---- INFORMATION SHOWN

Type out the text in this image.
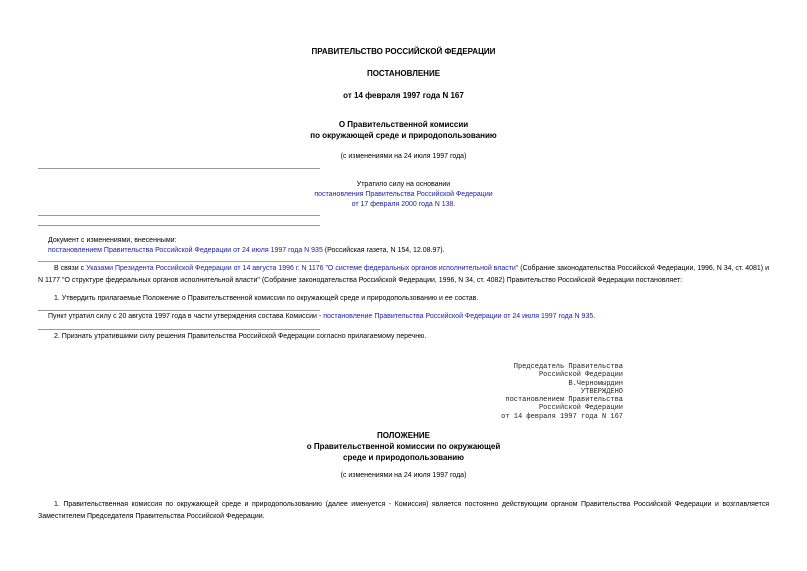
ПРАВИТЕЛЬСТВО РОССИЙСКОЙ ФЕДЕРАЦИИ
ПОСТАНОВЛЕНИЕ
от 14 февраля 1997 года N 167
О Правительственной комиссии
по окружающей среде и природопользованию
(с изменениями на 24 июля 1997 года)
Утратило силу на основании
постановления Правительства Российской Федерации
от 17 февраля 2000 года N 138.
Документ с изменениями, внесенными:
постановлением Правительства Российской Федерации от 24 июля 1997 года N 935 (Российская газета, N 154, 12.08.97).
В связи с Указами Президента Российской Федерации от 14 августа 1996 г. N 1176 "О системе федеральных органов исполнительной власти" (Собрание законодательства Российской Федерации, 1996, N 34, ст. 4081) и N 1177 "О структуре федеральных органов исполнительной власти" (Собрание законодательства Российской Федерации, 1996, N 34, ст. 4082) Правительство Российской Федерации постановляет:
1. Утвердить прилагаемые Положение о Правительственной комиссии по окружающей среде и природопользованию и ее состав.
Пункт утратил силу с 20 августа 1997 года в части утверждения состава Комиссии - постановление Правительства Российской Федерации от 24 июля 1997 года N 935.
2. Признать утратившими силу решения Правительства Российской Федерации согласно прилагаемому перечню.
Председатель Правительства
Российской Федерации
В.Черномырдин
УТВЕРЖДЕНО
постановлением Правительства
Российской Федерации
от 14 февраля 1997 года N 167
ПОЛОЖЕНИЕ
о Правительственной комиссии по окружающей
среде и природопользованию
(с изменениями на 24 июля 1997 года)
1. Правительственная комиссия по окружающей среде и природопользованию (далее именуется - Комиссия) является постоянно действующим органом Правительства Российской Федерации и возглавляется Заместителем Председателя Правительства Российской Федерации.
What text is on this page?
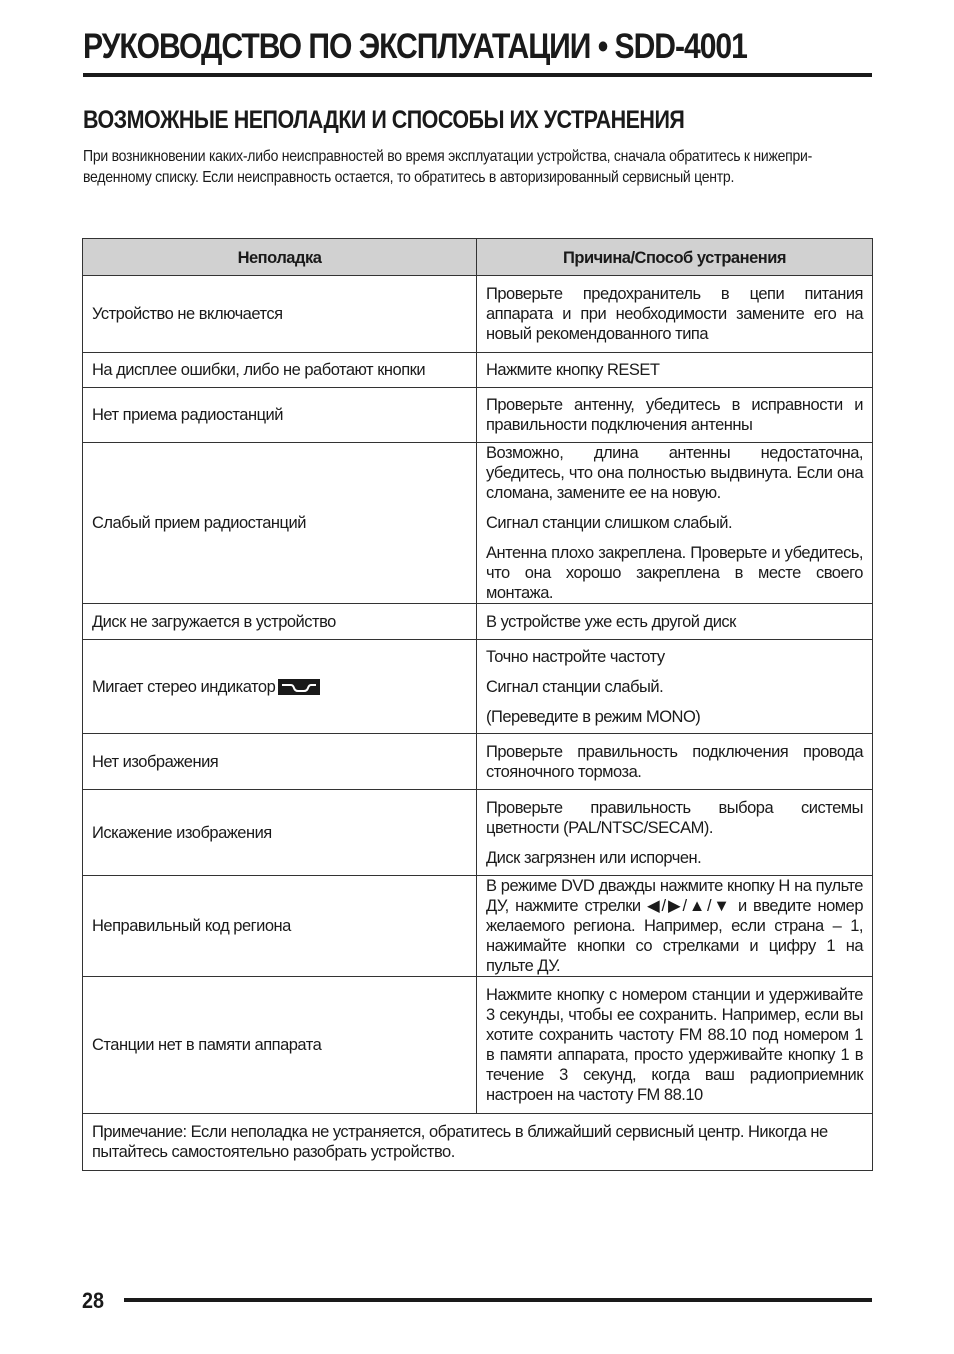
РУКОВОДСТВО ПО ЭКСПЛУАТАЦИИ • SDD-4001
ВОЗМОЖНЫЕ НЕПОЛАДКИ И СПОСОБЫ ИХ УСТРАНЕНИЯ
При возникновении каких-либо неисправностей во время эксплуатации устройства, сначала обратитесь к нижепри-
веденному списку. Если неисправность остается, то обратитесь в авторизированный сервисный центр.
Неполадка	Причина/Способ устранения
Устройство не включается	Проверьте предохранитель в цепи питания аппарата и при необходимости замените его на новый рекомендованного типа

На дисплее ошибки, либо не работают кнопки	Нажмите кнопку RESET

Нет приема радиостанций	Проверьте антенну, убедитесь в исправности и правильности подключения антенны

Слабый прием радиостанций	Возможно, длина антенны недостаточна, убедитесь, что она полностью выдвинута. Если она сломана, замените ее на новую.

Сигнал станции слишком слабый.

Антенна плохо закреплена. Проверьте и убедитесь, что она хорошо закреплена в месте своего монтажа.

Диск не загружается в устройство	В устройстве уже есть другой диск

Мигает стерео индикатор	Точно настройте частоту

Сигнал станции слабый.

(Переведите в режим MONO)

Нет изображения	Проверьте правильность подключения провода стояночного тормоза.

Искажение изображения	Проверьте правильность выбора системы цветности (PAL/NTSC/SECAM).

Диск загрязнен или испорчен.

Неправильный код региона	В режиме DVD дважды нажмите кнопку H на пульте ДУ, нажмите стрелки ◀/▶/▲/▼ и введите номер желаемого региона. Например, если страна – 1, нажимайте кнопки со стрелками и цифру 1 на пульте ДУ.

Станции нет в памяти аппарата	Нажмите кнопку с номером станции и удерживайте 3 секунды, чтобы ее сохранить. Например, если вы хотите сохранить частоту FM 88.10 под номером 1 в памяти аппарата, просто удерживайте кнопку 1 в течение 3 секунд, когда ваш радиоприемник настроен на частоту FM 88.10

Примечание: Если неполадка не устраняется, обратитесь в ближайший сервисный центр. Никогда не пытайтесь самостоятельно разобрать устройство.	
28
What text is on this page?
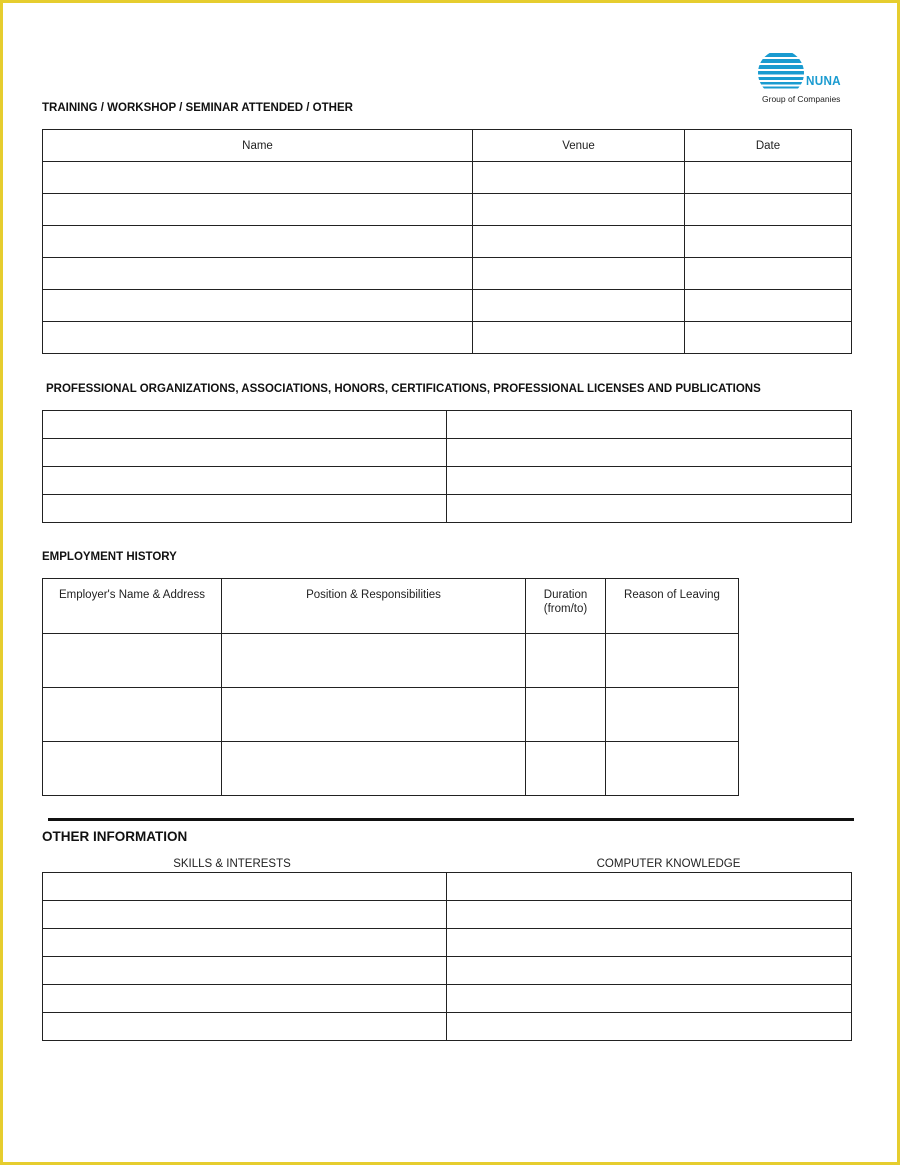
NUNA
Group of Companies
TRAINING / WORKSHOP / SEMINAR ATTENDED / OTHER
Name	Venue	Date

PROFESSIONAL ORGANIZATIONS, ASSOCIATIONS, HONORS, CERTIFICATIONS, PROFESSIONAL LICENSES AND PUBLICATIONS

EMPLOYMENT HISTORY
Employer's Name & Address	Position & Responsibilities	Duration (from/to)	Reason of Leaving

OTHER INFORMATION
SKILLS & INTERESTS	COMPUTER KNOWLEDGE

--------

STATED TASK | Go through the listing above and write it out again exactly, dropping the pictures.

WORKED ANSWER |
Type out the text in this image.
ПРАВИТЕЛЬСТВО РОССИЙСКОЙ ФЕДЕРАЦИИ
ПОСТАНОВЛЕНИЕ
от 14 февраля 1997 года N 167
О Правительственной комиссии
по окружающей среде и природопользованию
(с изменениями на 24 июля 1997 года)
Утратило силу на основании
постановления Правительства Российской Федерации
от 17 февраля 2000 года N 138.
Документ с изменениями, внесенными:
постановлением Правительства Российской Федерации от 24 июля 1997 года N 935 (Российская газета, N 154, 12.08.97).
В связи с Указами Президента Российской Федерации от 14 августа 1996 г. N 1176 "О системе федеральных органов исполнительной власти" (Собрание законодательства Российской Федерации, 1996, N 34, ст. 4081) и N 1177 "О структуре федеральных органов исполнительной власти" (Собрание законодательства Российской Федерации, 1996, N 34, ст. 4082) Правительство Российской Федерации постановляет:
1. Утвердить прилагаемые Положение о Правительственной комиссии по окружающей среде и природопользованию и ее состав.
Пункт утратил силу с 20 августа 1997 года в части утверждения состава Комиссии - постановление Правительства Российской Федерации от 24 июля 1997 года N 935.
2. Признать утратившими силу решения Правительства Российской Федерации согласно прилагаемому перечню.
Председатель Правительства
Российской Федерации
В.Черномырдин
УТВЕРЖДЕНО
постановлением Правительства
Российской Федерации
от 14 февраля 1997 года N 167
ПОЛОЖЕНИЕ
о Правительственной комиссии по окружающей
среде и природопользованию
(с изменениями на 24 июля 1997 года)
1. Правительственная комиссия по окружающей среде и природопользованию (далее именуется - Комиссия) является постоянно действующим органом Правительства Российской Федерации и возглавляется Заместителем Председателя Правительства Российской Федерации.
What text is on this page?
РУКОВОДСТВО ПО ЭКСПЛУАТАЦИИ • SDD-4001
ВОЗМОЖНЫЕ НЕПОЛАДКИ И СПОСОБЫ ИХ УСТРАНЕНИЯ
При возникновении каких-либо неисправностей во время эксплуатации устройства, сначала обратитесь к нижепри-
веденному списку. Если неисправность остается, то обратитесь в авторизированный сервисный центр.
Неполадка	Причина/Способ устранения
Устройство не включается	Проверьте предохранитель в цепи питания аппарата и при необходимости замените его на новый рекомендованного типа

На дисплее ошибки, либо не работают кнопки	Нажмите кнопку RESET

Нет приема радиостанций	Проверьте антенну, убедитесь в исправности и правильности подключения антенны

Слабый прием радиостанций	Возможно, длина антенны недостаточна, убедитесь, что она полностью выдвинута. Если она сломана, замените ее на новую.

Сигнал станции слишком слабый.

Антенна плохо закреплена. Проверьте и убедитесь, что она хорошо закреплена в месте своего монтажа.

Диск не загружается в устройство	В устройстве уже есть другой диск

Мигает стерео индикатор	Точно настройте частоту

Сигнал станции слабый.

(Переведите в режим MONO)

Нет изображения	Проверьте правильность подключения провода стояночного тормоза.

Искажение изображения	Проверьте правильность выбора системы цветности (PAL/NTSC/SECAM).

Диск загрязнен или испорчен.

Неправильный код региона	В режиме DVD дважды нажмите кнопку H на пульте ДУ, нажмите стрелки ◀/▶/▲/▼ и введите номер желаемого региона. Например, если страна – 1, нажимайте кнопки со стрелками и цифру 1 на пульте ДУ.

Станции нет в памяти аппарата	Нажмите кнопку с номером станции и удерживайте 3 секунды, чтобы ее сохранить. Например, если вы хотите сохранить частоту FM 88.10 под номером 1 в памяти аппарата, просто удерживайте кнопку 1 в течение 3 секунд, когда ваш радиоприемник настроен на частоту FM 88.10

Примечание: Если неполадка не устраняется, обратитесь в ближайший сервисный центр. Никогда не пытайтесь самостоятельно разобрать устройство.	
28
What text is on this page?
NUNA
Group of Companies
TRAINING / WORKSHOP / SEMINAR ATTENDED / OTHER
Name	Venue	Date

PROFESSIONAL ORGANIZATIONS, ASSOCIATIONS, HONORS, CERTIFICATIONS, PROFESSIONAL LICENSES AND PUBLICATIONS

EMPLOYMENT HISTORY
Employer's Name & Address	Position & Responsibilities	Duration (from/to)	Reason of Leaving

OTHER INFORMATION
SKILLS & INTERESTS	COMPUTER KNOWLEDGE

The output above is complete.